[START]

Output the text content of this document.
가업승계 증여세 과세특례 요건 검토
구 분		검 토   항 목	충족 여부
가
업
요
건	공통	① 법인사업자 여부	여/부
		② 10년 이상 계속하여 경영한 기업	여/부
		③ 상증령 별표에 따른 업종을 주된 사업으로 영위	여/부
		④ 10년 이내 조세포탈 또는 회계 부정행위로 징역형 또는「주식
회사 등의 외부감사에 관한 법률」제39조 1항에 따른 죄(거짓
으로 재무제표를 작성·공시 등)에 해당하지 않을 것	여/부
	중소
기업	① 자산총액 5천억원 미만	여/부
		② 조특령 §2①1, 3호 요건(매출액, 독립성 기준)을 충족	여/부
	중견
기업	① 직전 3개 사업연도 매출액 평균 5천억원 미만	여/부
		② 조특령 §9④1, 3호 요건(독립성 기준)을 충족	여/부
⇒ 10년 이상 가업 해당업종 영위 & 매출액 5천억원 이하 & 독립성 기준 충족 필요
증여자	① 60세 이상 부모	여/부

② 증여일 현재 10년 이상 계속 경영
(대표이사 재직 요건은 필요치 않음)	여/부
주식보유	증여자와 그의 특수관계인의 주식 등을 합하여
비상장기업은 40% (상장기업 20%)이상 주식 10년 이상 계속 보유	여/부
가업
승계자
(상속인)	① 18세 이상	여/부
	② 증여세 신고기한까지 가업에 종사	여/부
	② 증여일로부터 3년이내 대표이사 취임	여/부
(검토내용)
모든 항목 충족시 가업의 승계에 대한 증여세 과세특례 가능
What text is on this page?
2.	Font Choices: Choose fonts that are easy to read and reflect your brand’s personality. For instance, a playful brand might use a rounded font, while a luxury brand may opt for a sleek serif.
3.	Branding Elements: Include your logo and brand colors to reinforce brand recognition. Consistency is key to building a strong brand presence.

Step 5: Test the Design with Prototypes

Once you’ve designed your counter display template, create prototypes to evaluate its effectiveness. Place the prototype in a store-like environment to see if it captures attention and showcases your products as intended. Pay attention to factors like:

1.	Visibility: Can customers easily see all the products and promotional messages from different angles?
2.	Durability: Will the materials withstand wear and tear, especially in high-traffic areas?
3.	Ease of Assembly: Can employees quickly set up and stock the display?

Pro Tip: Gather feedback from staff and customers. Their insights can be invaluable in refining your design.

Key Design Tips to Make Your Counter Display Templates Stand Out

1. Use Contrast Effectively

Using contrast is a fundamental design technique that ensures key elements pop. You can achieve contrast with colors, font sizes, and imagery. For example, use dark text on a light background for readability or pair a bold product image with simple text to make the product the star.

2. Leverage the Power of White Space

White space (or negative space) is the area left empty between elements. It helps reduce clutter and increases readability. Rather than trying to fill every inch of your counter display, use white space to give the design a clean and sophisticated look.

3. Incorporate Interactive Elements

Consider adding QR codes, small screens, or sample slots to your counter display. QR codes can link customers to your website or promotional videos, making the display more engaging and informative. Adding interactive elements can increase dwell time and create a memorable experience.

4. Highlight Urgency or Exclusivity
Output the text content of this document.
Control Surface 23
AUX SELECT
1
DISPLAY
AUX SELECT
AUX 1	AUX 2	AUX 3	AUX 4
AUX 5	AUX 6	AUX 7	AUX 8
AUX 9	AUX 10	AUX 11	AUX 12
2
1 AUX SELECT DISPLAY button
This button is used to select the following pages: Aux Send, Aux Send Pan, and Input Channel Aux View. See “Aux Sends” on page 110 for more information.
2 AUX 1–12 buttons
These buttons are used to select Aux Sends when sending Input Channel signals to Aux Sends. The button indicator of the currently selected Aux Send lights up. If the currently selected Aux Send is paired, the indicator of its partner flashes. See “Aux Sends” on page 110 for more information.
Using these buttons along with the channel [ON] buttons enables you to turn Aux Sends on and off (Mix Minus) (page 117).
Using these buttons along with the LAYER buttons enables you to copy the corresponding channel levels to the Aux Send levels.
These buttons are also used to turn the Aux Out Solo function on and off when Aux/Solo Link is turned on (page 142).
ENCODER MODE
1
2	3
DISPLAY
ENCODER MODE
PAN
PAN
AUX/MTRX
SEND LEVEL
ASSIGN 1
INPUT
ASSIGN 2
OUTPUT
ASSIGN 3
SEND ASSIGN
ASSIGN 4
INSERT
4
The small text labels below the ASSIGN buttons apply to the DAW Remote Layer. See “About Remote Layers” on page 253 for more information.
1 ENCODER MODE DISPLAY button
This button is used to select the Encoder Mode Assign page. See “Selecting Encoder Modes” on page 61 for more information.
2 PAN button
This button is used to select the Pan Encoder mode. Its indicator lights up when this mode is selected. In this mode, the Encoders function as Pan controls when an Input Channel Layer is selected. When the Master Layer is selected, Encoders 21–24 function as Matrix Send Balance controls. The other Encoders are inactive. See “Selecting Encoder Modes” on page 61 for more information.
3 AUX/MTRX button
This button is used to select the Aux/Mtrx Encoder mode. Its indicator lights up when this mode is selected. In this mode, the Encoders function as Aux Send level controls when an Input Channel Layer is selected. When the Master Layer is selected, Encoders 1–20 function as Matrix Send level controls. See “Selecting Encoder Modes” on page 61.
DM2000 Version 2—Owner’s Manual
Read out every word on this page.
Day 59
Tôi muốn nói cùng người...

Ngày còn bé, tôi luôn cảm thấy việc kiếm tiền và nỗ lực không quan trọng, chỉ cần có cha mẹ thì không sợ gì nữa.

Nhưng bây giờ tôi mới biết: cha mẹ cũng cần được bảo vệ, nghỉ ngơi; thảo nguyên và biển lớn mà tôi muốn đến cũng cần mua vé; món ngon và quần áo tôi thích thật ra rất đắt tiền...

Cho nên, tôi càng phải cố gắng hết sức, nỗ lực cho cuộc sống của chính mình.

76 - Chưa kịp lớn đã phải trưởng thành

[END]

→ **Task directions**:
Pull out all lines containing "that".

→ **Exercise response**:
2.	Font Choices: Choose fonts that are easy to read and reflect your brand’s personality. For instance, a playful brand might use a rounded font, while a luxury brand may opt for a sleek serif.
Using contrast is a fundamental design technique that ensures key elements pop. You can achieve contrast with colors, font sizes, and imagery. For example, use dark text on a light background for readability or pair a bold product image with simple text to make the product the star.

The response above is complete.